(Figure collection entries)
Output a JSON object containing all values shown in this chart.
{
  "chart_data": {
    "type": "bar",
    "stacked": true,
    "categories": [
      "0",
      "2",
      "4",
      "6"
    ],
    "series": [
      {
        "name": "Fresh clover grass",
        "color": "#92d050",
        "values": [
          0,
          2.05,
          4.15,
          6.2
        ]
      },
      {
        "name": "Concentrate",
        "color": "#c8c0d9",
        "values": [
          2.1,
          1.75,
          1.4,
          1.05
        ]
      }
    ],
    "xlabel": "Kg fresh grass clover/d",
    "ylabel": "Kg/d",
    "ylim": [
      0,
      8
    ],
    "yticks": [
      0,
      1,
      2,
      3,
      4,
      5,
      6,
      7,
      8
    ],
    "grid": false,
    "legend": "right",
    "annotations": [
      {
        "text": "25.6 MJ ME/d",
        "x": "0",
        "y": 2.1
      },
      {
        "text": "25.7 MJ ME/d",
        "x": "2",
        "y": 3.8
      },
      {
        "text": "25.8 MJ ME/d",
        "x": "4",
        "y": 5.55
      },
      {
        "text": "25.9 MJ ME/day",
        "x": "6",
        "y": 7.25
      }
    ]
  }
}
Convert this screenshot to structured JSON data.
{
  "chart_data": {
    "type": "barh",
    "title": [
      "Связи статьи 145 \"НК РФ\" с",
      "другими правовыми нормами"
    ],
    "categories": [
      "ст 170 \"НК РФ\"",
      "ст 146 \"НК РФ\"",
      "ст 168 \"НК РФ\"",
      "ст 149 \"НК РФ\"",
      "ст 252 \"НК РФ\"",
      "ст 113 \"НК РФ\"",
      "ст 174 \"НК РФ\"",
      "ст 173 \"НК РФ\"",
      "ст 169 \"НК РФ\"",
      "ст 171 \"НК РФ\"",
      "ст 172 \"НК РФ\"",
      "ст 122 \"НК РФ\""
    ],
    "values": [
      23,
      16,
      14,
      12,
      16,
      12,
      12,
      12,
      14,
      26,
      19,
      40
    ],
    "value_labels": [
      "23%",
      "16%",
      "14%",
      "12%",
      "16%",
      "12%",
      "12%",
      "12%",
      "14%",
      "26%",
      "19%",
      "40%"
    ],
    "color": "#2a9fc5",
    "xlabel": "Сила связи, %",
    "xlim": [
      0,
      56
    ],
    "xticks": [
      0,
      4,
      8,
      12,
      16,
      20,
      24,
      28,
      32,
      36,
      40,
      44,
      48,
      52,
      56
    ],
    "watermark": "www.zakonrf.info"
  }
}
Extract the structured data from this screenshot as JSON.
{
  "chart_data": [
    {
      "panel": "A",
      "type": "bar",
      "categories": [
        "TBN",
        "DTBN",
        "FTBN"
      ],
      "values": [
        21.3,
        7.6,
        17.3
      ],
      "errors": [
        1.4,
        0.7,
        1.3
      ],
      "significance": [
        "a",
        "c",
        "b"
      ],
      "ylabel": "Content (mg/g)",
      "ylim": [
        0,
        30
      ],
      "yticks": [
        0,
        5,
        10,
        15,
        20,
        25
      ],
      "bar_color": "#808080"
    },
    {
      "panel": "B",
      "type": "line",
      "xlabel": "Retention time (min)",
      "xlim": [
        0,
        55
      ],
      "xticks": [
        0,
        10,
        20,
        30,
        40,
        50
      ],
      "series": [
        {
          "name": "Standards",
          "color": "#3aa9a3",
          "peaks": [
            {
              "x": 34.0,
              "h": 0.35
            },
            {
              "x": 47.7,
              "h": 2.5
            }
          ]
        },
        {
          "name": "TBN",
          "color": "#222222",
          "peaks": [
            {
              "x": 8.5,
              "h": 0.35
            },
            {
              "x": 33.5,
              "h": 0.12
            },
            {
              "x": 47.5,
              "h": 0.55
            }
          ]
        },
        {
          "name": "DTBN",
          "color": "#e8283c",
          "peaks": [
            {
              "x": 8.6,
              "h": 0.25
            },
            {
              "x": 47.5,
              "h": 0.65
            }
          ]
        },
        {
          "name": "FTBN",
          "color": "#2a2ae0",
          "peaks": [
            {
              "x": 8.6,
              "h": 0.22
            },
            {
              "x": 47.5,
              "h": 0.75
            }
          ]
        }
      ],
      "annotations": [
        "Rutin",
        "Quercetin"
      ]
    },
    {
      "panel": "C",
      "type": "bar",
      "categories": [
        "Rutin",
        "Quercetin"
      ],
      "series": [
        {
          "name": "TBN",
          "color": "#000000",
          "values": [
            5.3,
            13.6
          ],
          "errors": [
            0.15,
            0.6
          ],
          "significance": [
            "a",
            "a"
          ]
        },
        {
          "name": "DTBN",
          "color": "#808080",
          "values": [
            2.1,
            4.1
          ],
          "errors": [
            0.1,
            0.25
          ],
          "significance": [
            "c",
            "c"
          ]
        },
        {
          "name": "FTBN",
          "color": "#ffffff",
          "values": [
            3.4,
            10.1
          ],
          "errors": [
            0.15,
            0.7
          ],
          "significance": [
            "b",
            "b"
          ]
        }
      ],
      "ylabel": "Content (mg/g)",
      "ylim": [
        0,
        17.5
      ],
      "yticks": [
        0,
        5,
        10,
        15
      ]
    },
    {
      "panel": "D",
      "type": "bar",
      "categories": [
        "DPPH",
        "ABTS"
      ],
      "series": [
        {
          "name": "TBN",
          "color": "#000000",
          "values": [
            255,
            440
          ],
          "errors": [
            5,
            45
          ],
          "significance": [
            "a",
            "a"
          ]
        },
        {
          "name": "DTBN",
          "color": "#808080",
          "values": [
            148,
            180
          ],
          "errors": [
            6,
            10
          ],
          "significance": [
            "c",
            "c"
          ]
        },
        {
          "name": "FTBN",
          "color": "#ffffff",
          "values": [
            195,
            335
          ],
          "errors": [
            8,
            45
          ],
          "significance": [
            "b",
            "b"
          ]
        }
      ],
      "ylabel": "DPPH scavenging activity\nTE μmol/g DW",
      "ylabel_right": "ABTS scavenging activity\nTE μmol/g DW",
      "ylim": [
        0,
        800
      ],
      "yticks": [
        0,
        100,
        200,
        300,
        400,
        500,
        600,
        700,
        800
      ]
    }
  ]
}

What you are asked to do –
Repeat the listing in full, keeping every line exactly as it is.

Exercise solution –
Output a JSON object containing all values shown in this chart.
{
  "chart_data": {
    "type": "bar",
    "stacked": true,
    "categories": [
      "0",
      "2",
      "4",
      "6"
    ],
    "series": [
      {
        "name": "Fresh clover grass",
        "color": "#92d050",
        "values": [
          0,
          2.05,
          4.15,
          6.2
        ]
      },
      {
        "name": "Concentrate",
        "color": "#c8c0d9",
        "values": [
          2.1,
          1.75,
          1.4,
          1.05
        ]
      }
    ],
    "xlabel": "Kg fresh grass clover/d",
    "ylabel": "Kg/d",
    "ylim": [
      0,
      8
    ],
    "yticks": [
      0,
      1,
      2,
      3,
      4,
      5,
      6,
      7,
      8
    ],
    "grid": false,
    "legend": "right",
    "annotations": [
      {
        "text": "25.6 MJ ME/d",
        "x": "0",
        "y": 2.1
      },
      {
        "text": "25.7 MJ ME/d",
        "x": "2",
        "y": 3.8
      },
      {
        "text": "25.8 MJ ME/d",
        "x": "4",
        "y": 5.55
      },
      {
        "text": "25.9 MJ ME/day",
        "x": "6",
        "y": 7.25
      }
    ]
  }
}
Convert this screenshot to structured JSON data.
{
  "chart_data": {
    "type": "barh",
    "title": [
      "Связи статьи 145 \"НК РФ\" с",
      "другими правовыми нормами"
    ],
    "categories": [
      "ст 170 \"НК РФ\"",
      "ст 146 \"НК РФ\"",
      "ст 168 \"НК РФ\"",
      "ст 149 \"НК РФ\"",
      "ст 252 \"НК РФ\"",
      "ст 113 \"НК РФ\"",
      "ст 174 \"НК РФ\"",
      "ст 173 \"НК РФ\"",
      "ст 169 \"НК РФ\"",
      "ст 171 \"НК РФ\"",
      "ст 172 \"НК РФ\"",
      "ст 122 \"НК РФ\""
    ],
    "values": [
      23,
      16,
      14,
      12,
      16,
      12,
      12,
      12,
      14,
      26,
      19,
      40
    ],
    "value_labels": [
      "23%",
      "16%",
      "14%",
      "12%",
      "16%",
      "12%",
      "12%",
      "12%",
      "14%",
      "26%",
      "19%",
      "40%"
    ],
    "color": "#2a9fc5",
    "xlabel": "Сила связи, %",
    "xlim": [
      0,
      56
    ],
    "xticks": [
      0,
      4,
      8,
      12,
      16,
      20,
      24,
      28,
      32,
      36,
      40,
      44,
      48,
      52,
      56
    ],
    "watermark": "www.zakonrf.info"
  }
}
Extract the structured data from this screenshot as JSON.
{
  "chart_data": [
    {
      "panel": "A",
      "type": "bar",
      "categories": [
        "TBN",
        "DTBN",
        "FTBN"
      ],
      "values": [
        21.3,
        7.6,
        17.3
      ],
      "errors": [
        1.4,
        0.7,
        1.3
      ],
      "significance": [
        "a",
        "c",
        "b"
      ],
      "ylabel": "Content (mg/g)",
      "ylim": [
        0,
        30
      ],
      "yticks": [
        0,
        5,
        10,
        15,
        20,
        25
      ],
      "bar_color": "#808080"
    },
    {
      "panel": "B",
      "type": "line",
      "xlabel": "Retention time (min)",
      "xlim": [
        0,
        55
      ],
      "xticks": [
        0,
        10,
        20,
        30,
        40,
        50
      ],
      "series": [
        {
          "name": "Standards",
          "color": "#3aa9a3",
          "peaks": [
            {
              "x": 34.0,
              "h": 0.35
            },
            {
              "x": 47.7,
              "h": 2.5
            }
          ]
        },
        {
          "name": "TBN",
          "color": "#222222",
          "peaks": [
            {
              "x": 8.5,
              "h": 0.35
            },
            {
              "x": 33.5,
              "h": 0.12
            },
            {
              "x": 47.5,
              "h": 0.55
            }
          ]
        },
        {
          "name": "DTBN",
          "color": "#e8283c",
          "peaks": [
            {
              "x": 8.6,
              "h": 0.25
            },
            {
              "x": 47.5,
              "h": 0.65
            }
          ]
        },
        {
          "name": "FTBN",
          "color": "#2a2ae0",
          "peaks": [
            {
              "x": 8.6,
              "h": 0.22
            },
            {
              "x": 47.5,
              "h": 0.75
            }
          ]
        }
      ],
      "annotations": [
        "Rutin",
        "Quercetin"
      ]
    },
    {
      "panel": "C",
      "type": "bar",
      "categories": [
        "Rutin",
        "Quercetin"
      ],
      "series": [
        {
          "name": "TBN",
          "color": "#000000",
          "values": [
            5.3,
            13.6
          ],
          "errors": [
            0.15,
            0.6
          ],
          "significance": [
            "a",
            "a"
          ]
        },
        {
          "name": "DTBN",
          "color": "#808080",
          "values": [
            2.1,
            4.1
          ],
          "errors": [
            0.1,
            0.25
          ],
          "significance": [
            "c",
            "c"
          ]
        },
        {
          "name": "FTBN",
          "color": "#ffffff",
          "values": [
            3.4,
            10.1
          ],
          "errors": [
            0.15,
            0.7
          ],
          "significance": [
            "b",
            "b"
          ]
        }
      ],
      "ylabel": "Content (mg/g)",
      "ylim": [
        0,
        17.5
      ],
      "yticks": [
        0,
        5,
        10,
        15
      ]
    },
    {
      "panel": "D",
      "type": "bar",
      "categories": [
        "DPPH",
        "ABTS"
      ],
      "series": [
        {
          "name": "TBN",
          "color": "#000000",
          "values": [
            255,
            440
          ],
          "errors": [
            5,
            45
          ],
          "significance": [
            "a",
            "a"
          ]
        },
        {
          "name": "DTBN",
          "color": "#808080",
          "values": [
            148,
            180
          ],
          "errors": [
            6,
            10
          ],
          "significance": [
            "c",
            "c"
          ]
        },
        {
          "name": "FTBN",
          "color": "#ffffff",
          "values": [
            195,
            335
          ],
          "errors": [
            8,
            45
          ],
          "significance": [
            "b",
            "b"
          ]
        }
      ],
      "ylabel": "DPPH scavenging activity\nTE μmol/g DW",
      "ylabel_right": "ABTS scavenging activity\nTE μmol/g DW",
      "ylim": [
        0,
        800
      ],
      "yticks": [
        0,
        100,
        200,
        300,
        400,
        500,
        600,
        700,
        800
      ]
    }
  ]
}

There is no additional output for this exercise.